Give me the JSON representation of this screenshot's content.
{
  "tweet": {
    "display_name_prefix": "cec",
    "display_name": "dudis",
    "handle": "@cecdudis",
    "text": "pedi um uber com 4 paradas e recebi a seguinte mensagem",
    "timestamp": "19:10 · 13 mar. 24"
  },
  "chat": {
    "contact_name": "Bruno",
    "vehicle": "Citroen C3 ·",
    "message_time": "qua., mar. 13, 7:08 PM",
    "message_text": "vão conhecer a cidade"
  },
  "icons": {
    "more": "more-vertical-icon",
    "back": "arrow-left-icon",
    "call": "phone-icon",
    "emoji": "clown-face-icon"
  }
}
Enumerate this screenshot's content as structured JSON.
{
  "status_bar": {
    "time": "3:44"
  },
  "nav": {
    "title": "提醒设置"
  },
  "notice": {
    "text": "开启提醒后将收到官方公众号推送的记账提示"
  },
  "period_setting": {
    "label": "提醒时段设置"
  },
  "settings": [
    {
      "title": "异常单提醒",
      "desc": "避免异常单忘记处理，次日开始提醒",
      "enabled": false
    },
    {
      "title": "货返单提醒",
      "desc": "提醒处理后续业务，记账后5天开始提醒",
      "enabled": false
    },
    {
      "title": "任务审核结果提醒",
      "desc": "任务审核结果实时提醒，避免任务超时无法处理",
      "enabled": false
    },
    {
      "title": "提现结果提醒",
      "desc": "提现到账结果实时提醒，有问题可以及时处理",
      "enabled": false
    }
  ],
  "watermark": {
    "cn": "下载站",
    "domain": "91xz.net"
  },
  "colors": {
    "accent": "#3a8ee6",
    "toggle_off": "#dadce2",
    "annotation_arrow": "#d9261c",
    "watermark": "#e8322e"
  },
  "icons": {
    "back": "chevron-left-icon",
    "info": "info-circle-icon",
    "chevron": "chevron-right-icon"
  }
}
...
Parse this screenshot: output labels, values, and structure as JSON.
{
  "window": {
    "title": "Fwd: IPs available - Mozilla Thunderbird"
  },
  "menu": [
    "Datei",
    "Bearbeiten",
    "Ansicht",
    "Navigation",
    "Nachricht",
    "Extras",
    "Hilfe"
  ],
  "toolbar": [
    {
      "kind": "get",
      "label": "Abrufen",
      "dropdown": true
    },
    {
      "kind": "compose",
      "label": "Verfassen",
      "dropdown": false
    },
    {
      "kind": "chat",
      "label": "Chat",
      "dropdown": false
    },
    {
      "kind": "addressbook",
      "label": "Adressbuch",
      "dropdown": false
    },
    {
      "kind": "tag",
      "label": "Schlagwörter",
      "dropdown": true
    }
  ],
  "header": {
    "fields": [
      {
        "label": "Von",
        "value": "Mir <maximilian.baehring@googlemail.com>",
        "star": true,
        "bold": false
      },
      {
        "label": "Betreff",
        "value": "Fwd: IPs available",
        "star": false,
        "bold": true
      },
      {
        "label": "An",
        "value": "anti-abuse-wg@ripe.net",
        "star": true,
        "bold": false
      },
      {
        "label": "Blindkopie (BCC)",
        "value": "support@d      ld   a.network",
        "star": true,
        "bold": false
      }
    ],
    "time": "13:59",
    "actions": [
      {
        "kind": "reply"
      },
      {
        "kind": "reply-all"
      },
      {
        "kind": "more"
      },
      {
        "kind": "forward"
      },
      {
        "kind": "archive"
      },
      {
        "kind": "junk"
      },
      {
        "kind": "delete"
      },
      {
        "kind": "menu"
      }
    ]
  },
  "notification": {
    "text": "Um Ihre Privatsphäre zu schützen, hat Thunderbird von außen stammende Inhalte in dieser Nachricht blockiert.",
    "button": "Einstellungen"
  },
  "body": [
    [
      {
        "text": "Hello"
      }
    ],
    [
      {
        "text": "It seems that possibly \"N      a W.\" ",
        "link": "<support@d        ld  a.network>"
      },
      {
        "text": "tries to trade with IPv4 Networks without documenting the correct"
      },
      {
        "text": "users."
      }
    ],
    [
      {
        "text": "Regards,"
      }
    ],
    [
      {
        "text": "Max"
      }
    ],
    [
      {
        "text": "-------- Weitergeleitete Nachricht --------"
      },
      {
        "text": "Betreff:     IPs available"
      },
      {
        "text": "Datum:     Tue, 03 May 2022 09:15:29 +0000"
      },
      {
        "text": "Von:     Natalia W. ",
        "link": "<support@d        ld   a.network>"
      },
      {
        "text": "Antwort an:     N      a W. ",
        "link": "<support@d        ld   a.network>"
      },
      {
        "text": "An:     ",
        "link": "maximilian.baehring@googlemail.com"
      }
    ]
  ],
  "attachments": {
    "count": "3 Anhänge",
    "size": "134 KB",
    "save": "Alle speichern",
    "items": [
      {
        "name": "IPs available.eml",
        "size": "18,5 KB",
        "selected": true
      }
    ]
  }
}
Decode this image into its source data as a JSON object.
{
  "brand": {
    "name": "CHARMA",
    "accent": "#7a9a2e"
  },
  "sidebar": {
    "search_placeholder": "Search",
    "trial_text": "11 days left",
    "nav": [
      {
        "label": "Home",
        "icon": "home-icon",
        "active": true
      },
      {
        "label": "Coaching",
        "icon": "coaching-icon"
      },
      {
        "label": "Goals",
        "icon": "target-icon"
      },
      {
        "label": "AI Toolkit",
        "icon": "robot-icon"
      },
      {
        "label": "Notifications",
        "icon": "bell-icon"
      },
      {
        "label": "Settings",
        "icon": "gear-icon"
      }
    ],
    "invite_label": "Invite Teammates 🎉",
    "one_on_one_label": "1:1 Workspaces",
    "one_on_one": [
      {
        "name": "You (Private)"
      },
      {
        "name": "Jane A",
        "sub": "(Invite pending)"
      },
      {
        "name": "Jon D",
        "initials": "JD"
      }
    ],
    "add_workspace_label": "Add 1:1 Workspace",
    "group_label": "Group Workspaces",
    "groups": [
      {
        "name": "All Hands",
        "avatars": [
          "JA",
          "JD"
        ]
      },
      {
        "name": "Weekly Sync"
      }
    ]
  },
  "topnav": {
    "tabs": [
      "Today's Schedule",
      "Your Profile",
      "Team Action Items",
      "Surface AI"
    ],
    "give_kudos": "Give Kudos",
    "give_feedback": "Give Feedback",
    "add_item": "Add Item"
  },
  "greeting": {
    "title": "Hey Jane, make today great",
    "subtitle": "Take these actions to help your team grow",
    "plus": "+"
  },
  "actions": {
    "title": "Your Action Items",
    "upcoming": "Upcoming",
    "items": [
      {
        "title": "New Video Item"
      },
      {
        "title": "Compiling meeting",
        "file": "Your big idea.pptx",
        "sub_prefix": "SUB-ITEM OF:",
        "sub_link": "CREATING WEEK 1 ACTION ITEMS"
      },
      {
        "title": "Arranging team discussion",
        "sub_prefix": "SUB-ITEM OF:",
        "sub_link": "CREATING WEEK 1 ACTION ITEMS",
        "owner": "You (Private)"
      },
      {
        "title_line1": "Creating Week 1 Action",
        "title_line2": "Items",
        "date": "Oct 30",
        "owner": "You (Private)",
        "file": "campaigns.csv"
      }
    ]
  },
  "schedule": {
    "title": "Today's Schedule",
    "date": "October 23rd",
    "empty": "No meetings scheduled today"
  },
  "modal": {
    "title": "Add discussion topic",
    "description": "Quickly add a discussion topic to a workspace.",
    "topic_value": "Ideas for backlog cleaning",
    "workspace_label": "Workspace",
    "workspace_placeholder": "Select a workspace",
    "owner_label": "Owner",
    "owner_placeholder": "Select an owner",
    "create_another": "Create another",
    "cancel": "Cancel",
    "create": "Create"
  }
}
--
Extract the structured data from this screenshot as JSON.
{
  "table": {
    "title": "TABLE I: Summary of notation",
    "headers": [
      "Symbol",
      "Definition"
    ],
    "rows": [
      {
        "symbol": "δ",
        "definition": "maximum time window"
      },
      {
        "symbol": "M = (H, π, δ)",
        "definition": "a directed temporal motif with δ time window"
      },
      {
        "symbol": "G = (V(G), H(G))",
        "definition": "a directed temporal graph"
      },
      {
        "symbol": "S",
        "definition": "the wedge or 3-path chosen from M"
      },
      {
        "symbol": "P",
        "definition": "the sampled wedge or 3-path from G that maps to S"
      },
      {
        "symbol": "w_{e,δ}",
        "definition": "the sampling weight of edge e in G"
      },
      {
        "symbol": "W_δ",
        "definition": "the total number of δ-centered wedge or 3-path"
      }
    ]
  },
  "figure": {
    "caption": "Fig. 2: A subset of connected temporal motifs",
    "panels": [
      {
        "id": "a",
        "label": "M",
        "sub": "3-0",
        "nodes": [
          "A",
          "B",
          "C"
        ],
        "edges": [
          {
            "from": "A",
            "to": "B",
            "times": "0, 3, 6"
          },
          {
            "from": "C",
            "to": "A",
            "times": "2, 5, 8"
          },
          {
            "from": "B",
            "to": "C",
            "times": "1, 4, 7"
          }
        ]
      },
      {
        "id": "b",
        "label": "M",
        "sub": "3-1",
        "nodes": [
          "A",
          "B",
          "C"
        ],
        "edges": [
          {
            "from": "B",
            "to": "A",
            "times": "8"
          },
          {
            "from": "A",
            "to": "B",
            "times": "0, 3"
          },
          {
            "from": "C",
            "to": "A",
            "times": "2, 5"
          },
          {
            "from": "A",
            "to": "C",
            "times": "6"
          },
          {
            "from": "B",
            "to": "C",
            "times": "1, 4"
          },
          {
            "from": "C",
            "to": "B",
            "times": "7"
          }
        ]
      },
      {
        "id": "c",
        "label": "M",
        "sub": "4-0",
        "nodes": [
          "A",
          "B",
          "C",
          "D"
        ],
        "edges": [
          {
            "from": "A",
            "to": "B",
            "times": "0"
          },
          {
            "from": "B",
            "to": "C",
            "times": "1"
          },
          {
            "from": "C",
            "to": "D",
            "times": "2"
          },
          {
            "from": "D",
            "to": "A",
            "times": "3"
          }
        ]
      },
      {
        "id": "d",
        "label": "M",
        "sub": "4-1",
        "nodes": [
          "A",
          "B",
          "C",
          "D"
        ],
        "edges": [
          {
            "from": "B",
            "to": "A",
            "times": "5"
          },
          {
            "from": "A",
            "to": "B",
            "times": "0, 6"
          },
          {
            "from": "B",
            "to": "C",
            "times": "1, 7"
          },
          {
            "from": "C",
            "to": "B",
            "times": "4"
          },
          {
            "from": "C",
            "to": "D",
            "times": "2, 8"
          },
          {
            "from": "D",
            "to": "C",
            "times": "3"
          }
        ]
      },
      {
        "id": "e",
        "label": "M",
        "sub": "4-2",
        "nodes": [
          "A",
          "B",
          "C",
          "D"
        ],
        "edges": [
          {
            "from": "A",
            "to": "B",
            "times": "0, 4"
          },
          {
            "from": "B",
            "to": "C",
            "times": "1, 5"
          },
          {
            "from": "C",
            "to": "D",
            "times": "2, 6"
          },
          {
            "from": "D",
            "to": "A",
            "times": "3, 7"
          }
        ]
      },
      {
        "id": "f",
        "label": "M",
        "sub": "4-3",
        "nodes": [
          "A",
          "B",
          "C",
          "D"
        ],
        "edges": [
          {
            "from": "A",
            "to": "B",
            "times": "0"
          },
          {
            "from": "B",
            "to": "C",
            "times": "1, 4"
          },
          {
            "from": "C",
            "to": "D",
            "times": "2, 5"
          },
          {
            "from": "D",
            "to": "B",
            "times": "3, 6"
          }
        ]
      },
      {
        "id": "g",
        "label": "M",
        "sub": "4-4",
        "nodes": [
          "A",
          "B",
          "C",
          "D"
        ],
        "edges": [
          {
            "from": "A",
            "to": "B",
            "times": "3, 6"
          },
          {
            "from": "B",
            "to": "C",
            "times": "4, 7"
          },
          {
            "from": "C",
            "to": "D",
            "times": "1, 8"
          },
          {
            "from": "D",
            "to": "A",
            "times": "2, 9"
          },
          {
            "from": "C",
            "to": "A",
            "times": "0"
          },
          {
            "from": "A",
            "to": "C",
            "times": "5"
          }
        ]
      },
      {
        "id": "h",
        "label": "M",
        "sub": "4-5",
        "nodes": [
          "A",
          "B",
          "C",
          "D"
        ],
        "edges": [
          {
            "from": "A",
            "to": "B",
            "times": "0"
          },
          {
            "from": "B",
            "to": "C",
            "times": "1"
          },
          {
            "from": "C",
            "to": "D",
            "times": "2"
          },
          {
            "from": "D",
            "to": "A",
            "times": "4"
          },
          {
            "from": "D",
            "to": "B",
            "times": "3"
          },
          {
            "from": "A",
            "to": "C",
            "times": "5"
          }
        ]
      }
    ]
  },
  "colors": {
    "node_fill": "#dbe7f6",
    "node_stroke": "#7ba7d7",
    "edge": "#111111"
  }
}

TASK STATEMENT: Check each line above for the word "maximilian", and copy the lines where it appears.

CORRECT ANSWER:
        "value": "Mir <maximilian.baehring@googlemail.com>",
        "link": "maximilian.baehring@googlemail.com"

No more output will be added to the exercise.